• WHAT IS NEEDED:
Here are some records; return them all exactly.

- - - - -

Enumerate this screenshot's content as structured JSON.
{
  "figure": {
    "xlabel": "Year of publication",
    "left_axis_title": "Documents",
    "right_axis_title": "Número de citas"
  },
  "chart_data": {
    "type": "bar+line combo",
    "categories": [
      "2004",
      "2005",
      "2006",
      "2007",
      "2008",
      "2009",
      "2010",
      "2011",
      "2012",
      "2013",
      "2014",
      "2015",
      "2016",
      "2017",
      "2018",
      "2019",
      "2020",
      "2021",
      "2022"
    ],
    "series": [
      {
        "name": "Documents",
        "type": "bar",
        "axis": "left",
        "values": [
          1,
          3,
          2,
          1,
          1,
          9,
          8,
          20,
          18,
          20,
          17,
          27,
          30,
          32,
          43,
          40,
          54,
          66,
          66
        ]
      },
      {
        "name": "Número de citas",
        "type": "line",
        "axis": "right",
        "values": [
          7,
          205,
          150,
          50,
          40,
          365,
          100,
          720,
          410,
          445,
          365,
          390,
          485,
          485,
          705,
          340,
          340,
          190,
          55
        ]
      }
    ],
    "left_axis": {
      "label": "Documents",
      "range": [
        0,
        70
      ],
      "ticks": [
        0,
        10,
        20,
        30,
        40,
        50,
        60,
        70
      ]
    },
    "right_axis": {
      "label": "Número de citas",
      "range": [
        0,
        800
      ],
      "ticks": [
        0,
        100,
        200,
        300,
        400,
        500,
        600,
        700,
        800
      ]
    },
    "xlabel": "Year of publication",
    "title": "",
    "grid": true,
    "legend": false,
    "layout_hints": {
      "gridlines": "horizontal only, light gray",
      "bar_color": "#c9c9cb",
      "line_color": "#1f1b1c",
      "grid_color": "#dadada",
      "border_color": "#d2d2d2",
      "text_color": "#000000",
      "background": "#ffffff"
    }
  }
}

- - - - -

• FULL OUTPUT:
Enumerate this screenshot's content as structured JSON.
{
  "figure": {
    "xlabel": "Year of publication",
    "left_axis_title": "Documents",
    "right_axis_title": "Número de citas"
  },
  "chart_data": {
    "type": "bar+line combo",
    "categories": [
      "2004",
      "2005",
      "2006",
      "2007",
      "2008",
      "2009",
      "2010",
      "2011",
      "2012",
      "2013",
      "2014",
      "2015",
      "2016",
      "2017",
      "2018",
      "2019",
      "2020",
      "2021",
      "2022"
    ],
    "series": [
      {
        "name": "Documents",
        "type": "bar",
        "axis": "left",
        "values": [
          1,
          3,
          2,
          1,
          1,
          9,
          8,
          20,
          18,
          20,
          17,
          27,
          30,
          32,
          43,
          40,
          54,
          66,
          66
        ]
      },
      {
        "name": "Número de citas",
        "type": "line",
        "axis": "right",
        "values": [
          7,
          205,
          150,
          50,
          40,
          365,
          100,
          720,
          410,
          445,
          365,
          390,
          485,
          485,
          705,
          340,
          340,
          190,
          55
        ]
      }
    ],
    "left_axis": {
      "label": "Documents",
      "range": [
        0,
        70
      ],
      "ticks": [
        0,
        10,
        20,
        30,
        40,
        50,
        60,
        70
      ]
    },
    "right_axis": {
      "label": "Número de citas",
      "range": [
        0,
        800
      ],
      "ticks": [
        0,
        100,
        200,
        300,
        400,
        500,
        600,
        700,
        800
      ]
    },
    "xlabel": "Year of publication",
    "title": "",
    "grid": true,
    "legend": false,
    "layout_hints": {
      "gridlines": "horizontal only, light gray",
      "bar_color": "#c9c9cb",
      "line_color": "#1f1b1c",
      "grid_color": "#dadada",
      "border_color": "#d2d2d2",
      "text_color": "#000000",
      "background": "#ffffff"
    }
  }
}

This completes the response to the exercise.